TAREFA DO EXERCÍCIO 1 – Liste cada grupo de cor ou raça que o trecho sobre o Censo 2010 apresenta com o percentual de pessoas que se unem a alguém do mesmo grupo, junto com esse percentual.
━━━━━ TRECHO SELECIONADO ━━━━━
Dados inéditos do Censo Demográfico 2010 mostram que quase
70% da população brasileira têm relacionamentos amorosos com pessoas do mesmo
grupo de cor ou raça, o que representa uma queda estatística de cerca de 1% em
relação ao levantamento censitário feito em 2000. Os números sobre endogamia
fazem parte da amostra "Nupcialidade, fecundidade e migração",
divulgada nesta quarta-feira (17) pelo IBGE (Instituto Brasileiro de Geografia
e Estatística).
O estudo aponta que a maioria dos brancos (69,3%) se une a
pessoas do mesmo grupo de cor ou raça. Entre os pretos (na classificação do
IBGE, pretos e pardos são subdivisões raciais que representam os negros), menos
da metade da população (45,1%) têm relacionamentos com indivíduos da mesma cor.
Pardos (68,5%) e indígenas (65%) completam a lista.
PERCENTUAL DAS UNIÕES DE PESSOAS DE 10 ANOS OU MAIS, SEGUNDO
A ESCOLHA DO HOMEM
As estatísticas variam pouco quando consideradas as escolhas
feitas por homens e mulheres. Cerca de 75,3% dos homens brancos se relacionam
com pessoas do mesmo grupo de cor ou raça; entre as mulheres, o dado
estatístico cai aproximadamente dois pontos percentuais.
A disparidade é um pouco maior quanto aos pretos: o IBGE
registrou índices de 39,9% em relação aos homens e 50,3% referente às mulheres.
Pardos e indígenas, por sua vez, estão bem próximos no desdobramento
estatístico por gênero.
━━━━━
TAREFA DO EXERCÍCIO 2 – Transcreva dos registros as linhas que começam na linha com "legend-swatch-line [462, 1037, 502, 1041]" e seguem até a linha com "legend-item: R.C. 24 [986, 1004, 1118, 1028]", incluindo ambas.
━━━━━ MATERIAL DA TAREFA ━━━━━
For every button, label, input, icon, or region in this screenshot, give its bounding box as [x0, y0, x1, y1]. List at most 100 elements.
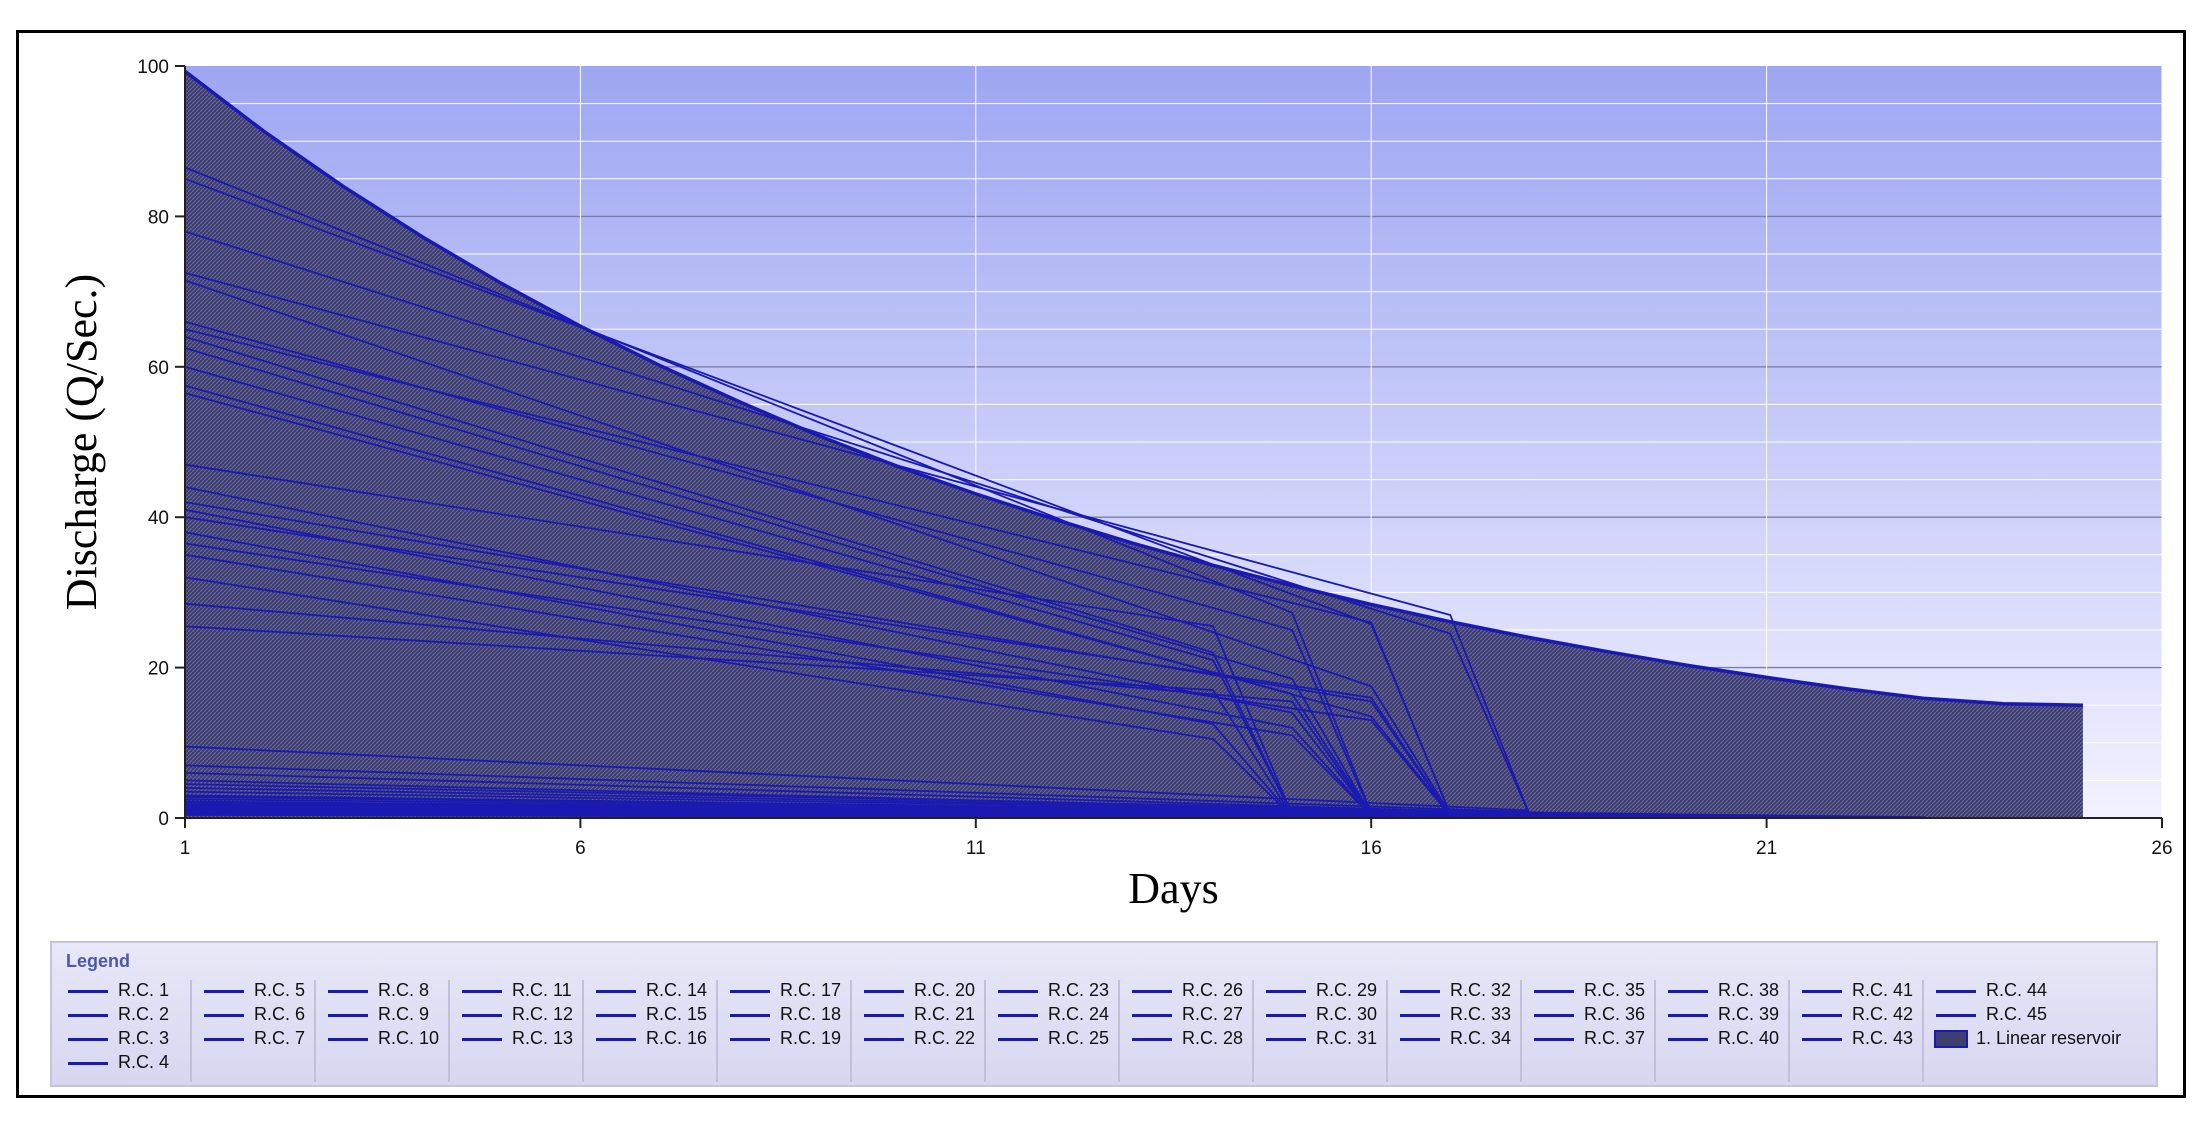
legend-swatch-line [462, 1037, 502, 1041]
legend-swatch-line [1266, 989, 1306, 993]
series-line-rc-24 [184, 745, 1530, 812]
legend-swatch-line [998, 1037, 1038, 1041]
legend-label: R.C. 26 [1182, 980, 1244, 1000]
legend-item: R.C. 19 [718, 1028, 850, 1052]
legend-swatch-line [1668, 989, 1708, 993]
legend-item: R.C. 30 [1254, 1004, 1386, 1028]
legend-column: R.C. 17 R.C. 18 R.C. 19 [718, 980, 852, 1082]
legend-item: R.C. 16 [584, 1028, 716, 1052]
legend-item: R.C. 11 [450, 980, 582, 1004]
legend-item: R.C. 24 [986, 1004, 1118, 1028]
legend-label: R.C. 40 [1718, 1028, 1780, 1048]
legend-swatch-line [68, 1061, 108, 1065]
legend-label: R.C. 5 [254, 980, 306, 1000]
legend-swatch-line [596, 989, 636, 993]
legend-swatch-line [1668, 1013, 1708, 1017]
legend-swatch-area [1934, 1030, 1968, 1049]
legend-swatch-line [1534, 1013, 1574, 1017]
legend-item: R.C. 17 [718, 980, 850, 1004]
legend-column: R.C. 14 R.C. 15 R.C. 16 [584, 980, 718, 1082]
legend-swatch-line [1132, 989, 1172, 993]
legend-label: R.C. 16 [646, 1028, 708, 1048]
legend-swatch-line [998, 989, 1038, 993]
legend-item: R.C. 14 [584, 980, 716, 1004]
legend-item: R.C. 37 [1522, 1028, 1654, 1052]
legend-column: R.C. 20 R.C. 21 R.C. 22 [852, 980, 986, 1082]
legend-label: R.C. 12 [512, 1004, 574, 1024]
legend-swatch-line [596, 1013, 636, 1017]
legend-label: R.C. 7 [254, 1028, 306, 1048]
series-line-rc-10 [184, 365, 1293, 816]
legend-item: R.C. 3 [56, 1028, 190, 1052]
legend-label: R.C. 2 [118, 1004, 170, 1024]
legend-item: R.C. 42 [1790, 1004, 1922, 1028]
series-line-rc-14 [184, 486, 1372, 817]
legend-column: R.C. 23 R.C. 24 R.C. 25 [986, 980, 1120, 1082]
y-tick-label: 40 [148, 508, 169, 529]
legend-label: R.C. 32 [1450, 980, 1512, 1000]
legend-label: R.C. 41 [1852, 980, 1914, 1000]
legend-swatch-line [1132, 1013, 1172, 1017]
series-line-rc-16 [184, 508, 1372, 817]
legend-swatch-line [1132, 1037, 1172, 1041]
legend-label: R.C. 3 [118, 1028, 170, 1048]
series-line-rc-20 [184, 553, 1372, 817]
legend: Legend R.C. 1 R.C. 2 R.C. 3 R.C. 4 R.C. 5 R.C… [50, 941, 2158, 1087]
legend-label: R.C. 38 [1718, 980, 1780, 1000]
legend-item: R.C. 10 [316, 1028, 448, 1052]
y-axis-title: Discharge (Q/Sec.) [57, 274, 106, 610]
legend-item: R.C. 8 [316, 980, 448, 1004]
series-line-rc-18 [184, 531, 1293, 817]
legend-column: R.C. 41 R.C. 42 R.C. 43 [1790, 980, 1924, 1082]
legend-swatch-line [462, 989, 502, 993]
legend-swatch-line [1400, 1013, 1440, 1017]
legend-swatch-line [68, 1037, 108, 1041]
legend-swatch-line [1266, 1037, 1306, 1041]
legend-column: R.C. 38 R.C. 39 R.C. 40 [1656, 980, 1790, 1082]
legend-item: R.C. 22 [852, 1028, 984, 1052]
legend-label: R.C. 10 [378, 1028, 440, 1048]
legend-label: R.C. 35 [1584, 980, 1646, 1000]
legend-swatch-line [998, 1013, 1038, 1017]
legend-item: R.C. 40 [1656, 1028, 1788, 1052]
legend-column: R.C. 5 R.C. 6 R.C. 7 [192, 980, 316, 1082]
legend-label: R.C. 9 [378, 1004, 430, 1024]
legend-label: R.C. 42 [1852, 1004, 1914, 1024]
legend-swatch-line [328, 989, 368, 993]
legend-label: R.C. 25 [1048, 1028, 1110, 1048]
legend-column: R.C. 11 R.C. 12 R.C. 13 [450, 980, 584, 1082]
legend-swatch-line [864, 1013, 904, 1017]
series-line-rc-4 [184, 271, 1531, 815]
series-lines [184, 166, 1925, 819]
legend-item: R.C. 36 [1522, 1004, 1654, 1028]
legend-swatch-line [1534, 989, 1574, 993]
legend-label: R.C. 27 [1182, 1004, 1244, 1024]
legend-swatch-line [864, 1037, 904, 1041]
legend-label: R.C. 22 [914, 1028, 976, 1048]
legend-swatch-line [328, 1037, 368, 1041]
legend-swatch-line [1668, 1037, 1708, 1041]
legend-label: R.C. 21 [914, 1004, 976, 1024]
legend-label: R.C. 19 [780, 1028, 842, 1048]
y-tick-label: 20 [148, 659, 169, 680]
legend-swatch-line [1936, 989, 1976, 993]
series-line-rc-1 [184, 166, 1373, 814]
series-line-rc-11 [184, 384, 1451, 816]
legend-swatch-line [328, 1013, 368, 1017]
legend-item: R.C. 29 [1254, 980, 1386, 1004]
series-line-rc-12 [184, 392, 1372, 816]
legend-swatch-line [204, 989, 244, 993]
legend-swatch-line [730, 989, 770, 993]
legend-item: R.C. 32 [1388, 980, 1520, 1004]
legend-item: R.C. 12 [450, 1004, 582, 1028]
legend-label: R.C. 6 [254, 1004, 306, 1024]
legend-label: R.C. 8 [378, 980, 430, 1000]
legend-item: R.C. 20 [852, 980, 984, 1004]
legend-item: R.C. 26 [1120, 980, 1252, 1004]
legend-swatch-line [68, 989, 108, 993]
series-line-rc-9 [184, 347, 1372, 816]
legend-label: R.C. 4 [118, 1052, 170, 1072]
legend-label: R.C. 39 [1718, 1004, 1780, 1024]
━━━━━
RESPOSTA ESPERADA 1 –
- Brancos: 69,3%
- Pretos: 45,1%
- Pardos: 68,5%
- Indígenas: 65%

RESPOSTA ESPERADA 2 –
legend-swatch-line [462, 1037, 502, 1041]
legend-swatch-line [1266, 989, 1306, 993]
series-line-rc-24 [184, 745, 1530, 812]
legend-swatch-line [998, 1037, 1038, 1041]
legend-label: R.C. 26 [1182, 980, 1244, 1000]
legend-item: R.C. 19 [718, 1028, 850, 1052]
legend-swatch-line [1668, 989, 1708, 993]
legend-item: R.C. 30 [1254, 1004, 1386, 1028]
legend-column: R.C. 17 R.C. 18 R.C. 19 [718, 980, 852, 1082]
legend-item: R.C. 16 [584, 1028, 716, 1052]
legend-item: R.C. 11 [450, 980, 582, 1004]
legend-item: R.C. 24 [986, 1004, 1118, 1028]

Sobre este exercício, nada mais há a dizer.